> _The request_:
The required output is a single number: how many lines of the material contain the string "bzlsxh".

> _Extracted entries_:
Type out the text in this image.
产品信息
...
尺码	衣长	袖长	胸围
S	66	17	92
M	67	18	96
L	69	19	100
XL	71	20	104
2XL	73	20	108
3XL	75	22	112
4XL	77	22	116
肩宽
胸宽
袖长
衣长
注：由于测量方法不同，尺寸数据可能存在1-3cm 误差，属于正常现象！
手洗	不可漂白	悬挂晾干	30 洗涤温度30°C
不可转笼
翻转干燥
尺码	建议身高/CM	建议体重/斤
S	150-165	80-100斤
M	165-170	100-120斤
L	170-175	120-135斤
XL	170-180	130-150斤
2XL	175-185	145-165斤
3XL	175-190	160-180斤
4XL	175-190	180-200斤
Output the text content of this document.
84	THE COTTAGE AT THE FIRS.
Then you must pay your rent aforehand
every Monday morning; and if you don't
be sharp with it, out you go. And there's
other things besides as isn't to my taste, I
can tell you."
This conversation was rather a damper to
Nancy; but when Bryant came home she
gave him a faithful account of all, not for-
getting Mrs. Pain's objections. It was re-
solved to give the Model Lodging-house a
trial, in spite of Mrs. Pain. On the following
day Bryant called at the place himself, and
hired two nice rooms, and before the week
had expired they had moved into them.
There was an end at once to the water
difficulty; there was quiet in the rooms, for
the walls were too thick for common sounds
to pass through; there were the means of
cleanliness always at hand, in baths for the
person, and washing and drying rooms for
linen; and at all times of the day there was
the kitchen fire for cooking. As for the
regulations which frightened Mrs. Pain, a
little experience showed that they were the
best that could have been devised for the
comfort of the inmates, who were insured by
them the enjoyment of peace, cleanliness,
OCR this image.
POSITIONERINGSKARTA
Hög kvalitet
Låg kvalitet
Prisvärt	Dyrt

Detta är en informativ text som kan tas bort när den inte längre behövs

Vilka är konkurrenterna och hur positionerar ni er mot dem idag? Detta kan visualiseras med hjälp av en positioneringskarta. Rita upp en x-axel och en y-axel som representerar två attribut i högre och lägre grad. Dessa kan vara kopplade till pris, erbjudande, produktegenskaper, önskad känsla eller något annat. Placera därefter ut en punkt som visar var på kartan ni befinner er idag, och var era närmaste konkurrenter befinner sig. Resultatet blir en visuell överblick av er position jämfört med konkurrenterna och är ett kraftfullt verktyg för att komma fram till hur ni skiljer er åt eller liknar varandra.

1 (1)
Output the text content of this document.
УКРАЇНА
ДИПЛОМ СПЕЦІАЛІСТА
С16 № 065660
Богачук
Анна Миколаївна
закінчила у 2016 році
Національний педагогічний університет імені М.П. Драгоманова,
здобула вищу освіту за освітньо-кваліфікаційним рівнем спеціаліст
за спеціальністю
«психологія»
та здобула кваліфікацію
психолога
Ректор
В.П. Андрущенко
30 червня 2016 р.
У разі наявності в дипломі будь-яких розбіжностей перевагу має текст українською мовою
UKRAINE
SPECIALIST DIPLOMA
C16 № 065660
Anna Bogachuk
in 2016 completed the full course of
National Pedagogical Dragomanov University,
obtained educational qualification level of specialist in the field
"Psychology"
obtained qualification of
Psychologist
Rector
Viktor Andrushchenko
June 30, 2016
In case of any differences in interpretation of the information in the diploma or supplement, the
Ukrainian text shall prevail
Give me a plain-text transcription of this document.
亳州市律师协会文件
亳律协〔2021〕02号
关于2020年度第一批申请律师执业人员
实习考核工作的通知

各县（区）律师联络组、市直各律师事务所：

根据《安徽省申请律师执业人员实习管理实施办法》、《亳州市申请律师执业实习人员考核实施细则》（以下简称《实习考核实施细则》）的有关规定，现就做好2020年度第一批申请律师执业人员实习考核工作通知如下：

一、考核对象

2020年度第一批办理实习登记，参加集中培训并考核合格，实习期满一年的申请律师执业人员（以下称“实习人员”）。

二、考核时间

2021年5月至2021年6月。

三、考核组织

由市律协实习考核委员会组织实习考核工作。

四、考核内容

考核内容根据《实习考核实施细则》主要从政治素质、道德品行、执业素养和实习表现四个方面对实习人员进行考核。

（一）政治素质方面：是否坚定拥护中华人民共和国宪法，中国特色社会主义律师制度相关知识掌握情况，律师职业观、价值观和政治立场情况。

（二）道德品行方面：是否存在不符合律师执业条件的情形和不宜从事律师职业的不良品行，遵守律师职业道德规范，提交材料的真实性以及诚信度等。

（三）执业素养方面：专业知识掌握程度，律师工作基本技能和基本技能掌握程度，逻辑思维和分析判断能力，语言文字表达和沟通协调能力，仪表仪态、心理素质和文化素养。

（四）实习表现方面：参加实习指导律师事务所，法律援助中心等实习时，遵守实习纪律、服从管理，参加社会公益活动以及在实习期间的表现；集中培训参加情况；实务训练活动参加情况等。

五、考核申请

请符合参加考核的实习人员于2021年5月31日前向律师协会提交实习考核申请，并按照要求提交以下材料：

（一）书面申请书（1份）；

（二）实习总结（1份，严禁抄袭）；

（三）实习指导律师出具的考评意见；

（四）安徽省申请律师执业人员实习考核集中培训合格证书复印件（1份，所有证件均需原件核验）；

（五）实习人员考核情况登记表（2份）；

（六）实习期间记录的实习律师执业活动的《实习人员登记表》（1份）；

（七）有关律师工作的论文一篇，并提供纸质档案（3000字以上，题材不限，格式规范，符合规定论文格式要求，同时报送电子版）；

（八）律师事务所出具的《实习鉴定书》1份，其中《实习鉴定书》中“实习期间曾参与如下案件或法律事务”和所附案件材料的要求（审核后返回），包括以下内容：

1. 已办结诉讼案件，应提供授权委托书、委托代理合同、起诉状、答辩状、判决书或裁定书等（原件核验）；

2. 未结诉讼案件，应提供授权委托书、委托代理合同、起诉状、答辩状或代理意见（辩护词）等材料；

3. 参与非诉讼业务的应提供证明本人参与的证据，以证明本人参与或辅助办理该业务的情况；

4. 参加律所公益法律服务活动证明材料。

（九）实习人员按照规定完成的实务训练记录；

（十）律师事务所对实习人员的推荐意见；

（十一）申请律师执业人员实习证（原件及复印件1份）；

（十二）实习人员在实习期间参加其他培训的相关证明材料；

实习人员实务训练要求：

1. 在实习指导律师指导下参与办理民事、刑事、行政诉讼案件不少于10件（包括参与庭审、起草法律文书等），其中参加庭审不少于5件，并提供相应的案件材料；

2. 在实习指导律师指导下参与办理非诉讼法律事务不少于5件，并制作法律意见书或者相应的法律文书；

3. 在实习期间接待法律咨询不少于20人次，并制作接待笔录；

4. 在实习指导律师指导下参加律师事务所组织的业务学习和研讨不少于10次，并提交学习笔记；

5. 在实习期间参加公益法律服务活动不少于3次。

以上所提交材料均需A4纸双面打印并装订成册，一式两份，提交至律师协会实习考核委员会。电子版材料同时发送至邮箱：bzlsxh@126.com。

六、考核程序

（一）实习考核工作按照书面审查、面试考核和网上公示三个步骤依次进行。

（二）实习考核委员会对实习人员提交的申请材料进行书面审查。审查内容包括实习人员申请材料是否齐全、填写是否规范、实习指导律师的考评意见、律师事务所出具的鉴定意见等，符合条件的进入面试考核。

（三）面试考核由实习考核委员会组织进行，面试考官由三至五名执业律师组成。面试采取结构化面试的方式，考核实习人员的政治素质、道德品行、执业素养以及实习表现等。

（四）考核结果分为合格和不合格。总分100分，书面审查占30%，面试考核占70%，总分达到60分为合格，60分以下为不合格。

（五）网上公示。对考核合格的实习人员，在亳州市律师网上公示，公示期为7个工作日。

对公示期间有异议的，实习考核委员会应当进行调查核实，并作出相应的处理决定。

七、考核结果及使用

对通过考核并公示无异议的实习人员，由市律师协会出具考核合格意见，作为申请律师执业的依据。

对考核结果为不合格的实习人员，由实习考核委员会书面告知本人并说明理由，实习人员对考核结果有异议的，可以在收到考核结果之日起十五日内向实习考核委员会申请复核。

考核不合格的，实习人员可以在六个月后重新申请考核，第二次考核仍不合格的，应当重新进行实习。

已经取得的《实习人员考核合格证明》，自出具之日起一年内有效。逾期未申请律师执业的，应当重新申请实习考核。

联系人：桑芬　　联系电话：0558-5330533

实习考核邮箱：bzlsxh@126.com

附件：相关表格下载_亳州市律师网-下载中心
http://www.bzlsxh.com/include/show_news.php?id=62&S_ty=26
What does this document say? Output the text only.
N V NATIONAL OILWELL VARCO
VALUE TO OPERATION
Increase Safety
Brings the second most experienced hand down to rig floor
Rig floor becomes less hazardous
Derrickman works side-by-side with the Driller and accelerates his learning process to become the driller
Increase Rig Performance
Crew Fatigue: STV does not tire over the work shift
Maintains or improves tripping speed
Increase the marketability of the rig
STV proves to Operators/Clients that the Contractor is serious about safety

> _Result of this exercise_:
3